##### DATASET CONTENT #####
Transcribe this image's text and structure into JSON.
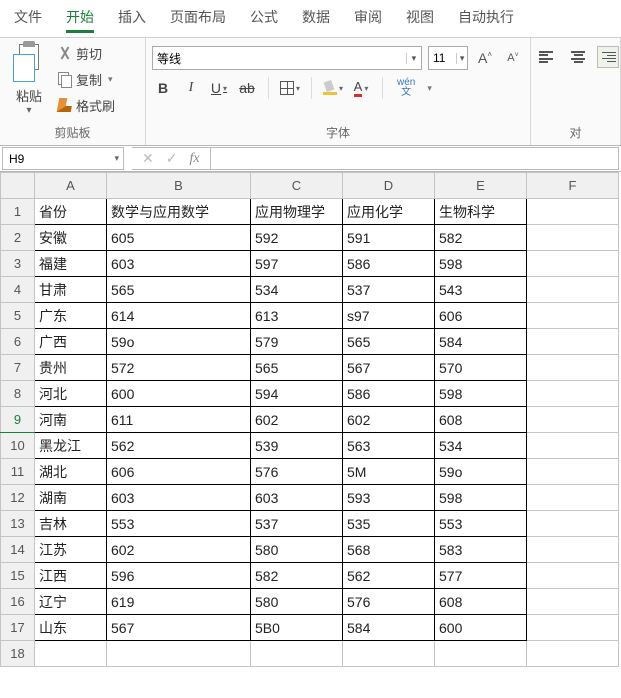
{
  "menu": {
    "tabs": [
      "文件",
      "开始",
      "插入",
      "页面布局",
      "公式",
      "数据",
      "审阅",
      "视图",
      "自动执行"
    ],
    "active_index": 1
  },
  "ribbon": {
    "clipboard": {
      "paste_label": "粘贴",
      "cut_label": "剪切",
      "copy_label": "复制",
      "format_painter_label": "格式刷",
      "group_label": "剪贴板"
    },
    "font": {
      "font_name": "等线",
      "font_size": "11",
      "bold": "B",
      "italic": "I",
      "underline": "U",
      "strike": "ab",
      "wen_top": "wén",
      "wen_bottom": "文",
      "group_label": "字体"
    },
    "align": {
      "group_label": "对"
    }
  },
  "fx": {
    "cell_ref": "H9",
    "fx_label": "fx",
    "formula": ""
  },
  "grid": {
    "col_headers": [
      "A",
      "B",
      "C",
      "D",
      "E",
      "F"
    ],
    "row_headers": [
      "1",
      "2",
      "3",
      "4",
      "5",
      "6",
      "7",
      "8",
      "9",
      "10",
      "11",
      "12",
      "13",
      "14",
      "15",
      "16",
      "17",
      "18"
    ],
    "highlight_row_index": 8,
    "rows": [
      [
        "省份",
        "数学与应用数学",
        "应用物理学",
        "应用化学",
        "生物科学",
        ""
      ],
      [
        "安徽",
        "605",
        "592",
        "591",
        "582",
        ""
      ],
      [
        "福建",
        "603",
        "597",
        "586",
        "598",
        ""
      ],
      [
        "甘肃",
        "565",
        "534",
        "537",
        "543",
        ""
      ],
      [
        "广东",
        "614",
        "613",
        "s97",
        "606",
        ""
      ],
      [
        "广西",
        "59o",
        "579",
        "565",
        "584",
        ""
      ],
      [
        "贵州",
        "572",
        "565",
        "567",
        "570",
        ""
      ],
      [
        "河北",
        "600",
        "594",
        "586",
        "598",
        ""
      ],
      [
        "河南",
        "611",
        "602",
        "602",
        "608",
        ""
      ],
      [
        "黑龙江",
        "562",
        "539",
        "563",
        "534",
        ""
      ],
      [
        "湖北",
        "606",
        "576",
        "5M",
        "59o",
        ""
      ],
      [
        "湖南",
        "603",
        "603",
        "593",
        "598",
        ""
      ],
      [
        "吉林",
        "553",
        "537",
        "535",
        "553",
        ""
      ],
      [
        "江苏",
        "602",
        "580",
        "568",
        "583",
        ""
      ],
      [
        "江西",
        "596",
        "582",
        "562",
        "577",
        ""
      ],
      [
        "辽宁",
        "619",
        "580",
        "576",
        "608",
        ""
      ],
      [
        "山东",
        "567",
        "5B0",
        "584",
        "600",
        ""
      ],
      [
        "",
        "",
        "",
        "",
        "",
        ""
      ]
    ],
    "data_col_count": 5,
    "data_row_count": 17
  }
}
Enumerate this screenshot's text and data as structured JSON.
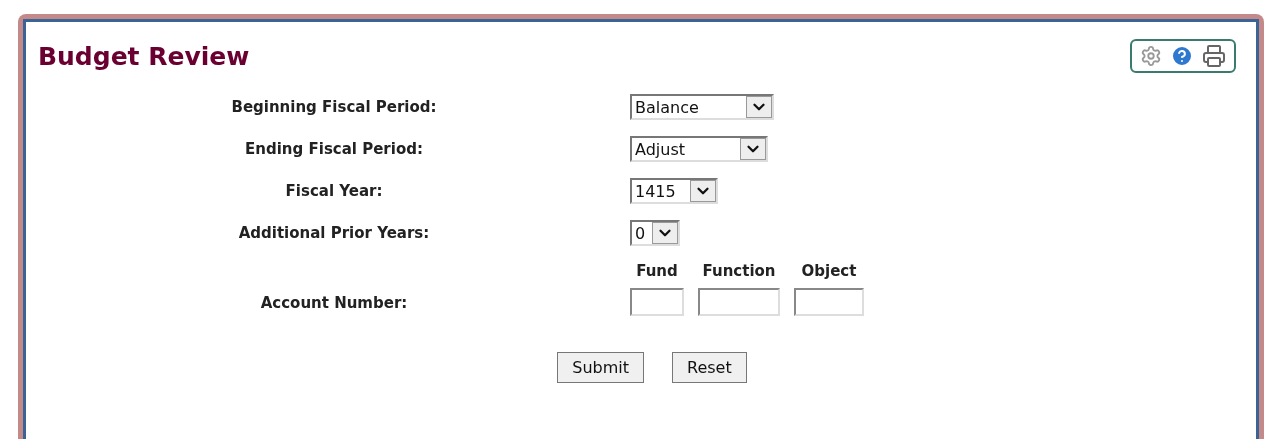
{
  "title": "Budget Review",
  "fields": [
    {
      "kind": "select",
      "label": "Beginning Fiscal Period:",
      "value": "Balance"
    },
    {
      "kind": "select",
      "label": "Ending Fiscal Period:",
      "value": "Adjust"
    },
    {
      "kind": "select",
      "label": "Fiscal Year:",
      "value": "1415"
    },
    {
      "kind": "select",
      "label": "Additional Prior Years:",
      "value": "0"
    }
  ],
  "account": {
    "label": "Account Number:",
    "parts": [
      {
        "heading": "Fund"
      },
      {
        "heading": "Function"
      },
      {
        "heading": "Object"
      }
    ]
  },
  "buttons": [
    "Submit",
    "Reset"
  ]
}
#####
# [WHAT YOU SHOULD DO]
Tally how many lines in the material above hold the word "heading". Write only that number.

# [SOLUTION TO THIS TASK]
3